Exercise directions -
Restate the records that follow. Every word must match.

Supplied entries -
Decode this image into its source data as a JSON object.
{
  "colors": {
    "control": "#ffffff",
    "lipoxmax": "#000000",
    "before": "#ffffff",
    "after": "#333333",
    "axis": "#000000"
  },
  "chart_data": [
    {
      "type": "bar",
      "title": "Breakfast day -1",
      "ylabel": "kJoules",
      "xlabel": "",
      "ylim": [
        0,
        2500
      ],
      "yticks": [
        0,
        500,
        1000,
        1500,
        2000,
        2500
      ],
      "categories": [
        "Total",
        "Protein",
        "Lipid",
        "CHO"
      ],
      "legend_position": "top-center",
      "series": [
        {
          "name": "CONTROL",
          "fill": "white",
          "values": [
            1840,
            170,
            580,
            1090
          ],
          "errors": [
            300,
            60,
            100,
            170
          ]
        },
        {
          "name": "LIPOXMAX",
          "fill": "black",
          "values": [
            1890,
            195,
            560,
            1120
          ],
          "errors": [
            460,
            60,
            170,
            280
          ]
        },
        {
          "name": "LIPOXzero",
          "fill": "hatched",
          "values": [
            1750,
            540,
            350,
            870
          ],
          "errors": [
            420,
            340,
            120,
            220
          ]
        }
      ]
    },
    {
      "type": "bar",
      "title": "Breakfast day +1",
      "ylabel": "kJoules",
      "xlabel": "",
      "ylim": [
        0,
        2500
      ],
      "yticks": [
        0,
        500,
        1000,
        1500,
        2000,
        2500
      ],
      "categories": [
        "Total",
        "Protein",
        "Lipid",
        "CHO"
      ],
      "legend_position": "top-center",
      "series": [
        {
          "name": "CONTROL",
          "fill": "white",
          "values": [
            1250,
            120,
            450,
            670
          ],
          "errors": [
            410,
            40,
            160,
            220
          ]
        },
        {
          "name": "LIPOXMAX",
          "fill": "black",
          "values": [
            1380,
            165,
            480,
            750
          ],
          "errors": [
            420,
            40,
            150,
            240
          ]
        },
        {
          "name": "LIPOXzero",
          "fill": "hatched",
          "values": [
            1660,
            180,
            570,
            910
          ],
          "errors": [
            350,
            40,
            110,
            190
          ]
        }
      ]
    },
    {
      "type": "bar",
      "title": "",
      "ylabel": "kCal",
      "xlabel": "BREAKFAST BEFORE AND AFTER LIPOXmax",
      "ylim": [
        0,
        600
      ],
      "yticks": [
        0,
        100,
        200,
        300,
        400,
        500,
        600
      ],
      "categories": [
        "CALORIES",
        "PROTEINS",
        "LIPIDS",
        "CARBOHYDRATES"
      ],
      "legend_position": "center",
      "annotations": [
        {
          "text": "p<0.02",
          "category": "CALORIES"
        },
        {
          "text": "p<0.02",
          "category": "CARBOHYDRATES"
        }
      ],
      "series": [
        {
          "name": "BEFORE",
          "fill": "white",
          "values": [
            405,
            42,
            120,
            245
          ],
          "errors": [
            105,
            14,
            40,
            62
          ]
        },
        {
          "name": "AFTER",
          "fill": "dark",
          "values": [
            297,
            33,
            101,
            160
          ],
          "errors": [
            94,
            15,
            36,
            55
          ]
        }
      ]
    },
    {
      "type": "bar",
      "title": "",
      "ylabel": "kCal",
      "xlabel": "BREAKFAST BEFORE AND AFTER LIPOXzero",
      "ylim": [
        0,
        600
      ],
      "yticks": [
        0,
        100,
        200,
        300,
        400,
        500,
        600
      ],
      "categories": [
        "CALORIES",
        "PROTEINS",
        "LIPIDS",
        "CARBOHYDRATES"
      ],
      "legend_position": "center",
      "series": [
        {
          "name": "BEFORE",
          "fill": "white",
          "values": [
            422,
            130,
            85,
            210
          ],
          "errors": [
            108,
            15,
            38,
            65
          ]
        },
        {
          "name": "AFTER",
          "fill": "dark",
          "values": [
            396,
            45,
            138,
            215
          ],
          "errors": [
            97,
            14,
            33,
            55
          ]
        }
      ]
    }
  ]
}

Answer to this task -
Decode this image into its source data as a JSON object.
{
  "colors": {
    "control": "#ffffff",
    "lipoxmax": "#000000",
    "before": "#ffffff",
    "after": "#333333",
    "axis": "#000000"
  },
  "chart_data": [
    {
      "type": "bar",
      "title": "Breakfast day -1",
      "ylabel": "kJoules",
      "xlabel": "",
      "ylim": [
        0,
        2500
      ],
      "yticks": [
        0,
        500,
        1000,
        1500,
        2000,
        2500
      ],
      "categories": [
        "Total",
        "Protein",
        "Lipid",
        "CHO"
      ],
      "legend_position": "top-center",
      "series": [
        {
          "name": "CONTROL",
          "fill": "white",
          "values": [
            1840,
            170,
            580,
            1090
          ],
          "errors": [
            300,
            60,
            100,
            170
          ]
        },
        {
          "name": "LIPOXMAX",
          "fill": "black",
          "values": [
            1890,
            195,
            560,
            1120
          ],
          "errors": [
            460,
            60,
            170,
            280
          ]
        },
        {
          "name": "LIPOXzero",
          "fill": "hatched",
          "values": [
            1750,
            540,
            350,
            870
          ],
          "errors": [
            420,
            340,
            120,
            220
          ]
        }
      ]
    },
    {
      "type": "bar",
      "title": "Breakfast day +1",
      "ylabel": "kJoules",
      "xlabel": "",
      "ylim": [
        0,
        2500
      ],
      "yticks": [
        0,
        500,
        1000,
        1500,
        2000,
        2500
      ],
      "categories": [
        "Total",
        "Protein",
        "Lipid",
        "CHO"
      ],
      "legend_position": "top-center",
      "series": [
        {
          "name": "CONTROL",
          "fill": "white",
          "values": [
            1250,
            120,
            450,
            670
          ],
          "errors": [
            410,
            40,
            160,
            220
          ]
        },
        {
          "name": "LIPOXMAX",
          "fill": "black",
          "values": [
            1380,
            165,
            480,
            750
          ],
          "errors": [
            420,
            40,
            150,
            240
          ]
        },
        {
          "name": "LIPOXzero",
          "fill": "hatched",
          "values": [
            1660,
            180,
            570,
            910
          ],
          "errors": [
            350,
            40,
            110,
            190
          ]
        }
      ]
    },
    {
      "type": "bar",
      "title": "",
      "ylabel": "kCal",
      "xlabel": "BREAKFAST BEFORE AND AFTER LIPOXmax",
      "ylim": [
        0,
        600
      ],
      "yticks": [
        0,
        100,
        200,
        300,
        400,
        500,
        600
      ],
      "categories": [
        "CALORIES",
        "PROTEINS",
        "LIPIDS",
        "CARBOHYDRATES"
      ],
      "legend_position": "center",
      "annotations": [
        {
          "text": "p<0.02",
          "category": "CALORIES"
        },
        {
          "text": "p<0.02",
          "category": "CARBOHYDRATES"
        }
      ],
      "series": [
        {
          "name": "BEFORE",
          "fill": "white",
          "values": [
            405,
            42,
            120,
            245
          ],
          "errors": [
            105,
            14,
            40,
            62
          ]
        },
        {
          "name": "AFTER",
          "fill": "dark",
          "values": [
            297,
            33,
            101,
            160
          ],
          "errors": [
            94,
            15,
            36,
            55
          ]
        }
      ]
    },
    {
      "type": "bar",
      "title": "",
      "ylabel": "kCal",
      "xlabel": "BREAKFAST BEFORE AND AFTER LIPOXzero",
      "ylim": [
        0,
        600
      ],
      "yticks": [
        0,
        100,
        200,
        300,
        400,
        500,
        600
      ],
      "categories": [
        "CALORIES",
        "PROTEINS",
        "LIPIDS",
        "CARBOHYDRATES"
      ],
      "legend_position": "center",
      "series": [
        {
          "name": "BEFORE",
          "fill": "white",
          "values": [
            422,
            130,
            85,
            210
          ],
          "errors": [
            108,
            15,
            38,
            65
          ]
        },
        {
          "name": "AFTER",
          "fill": "dark",
          "values": [
            396,
            45,
            138,
            215
          ],
          "errors": [
            97,
            14,
            33,
            55
          ]
        }
      ]
    }
  ]
}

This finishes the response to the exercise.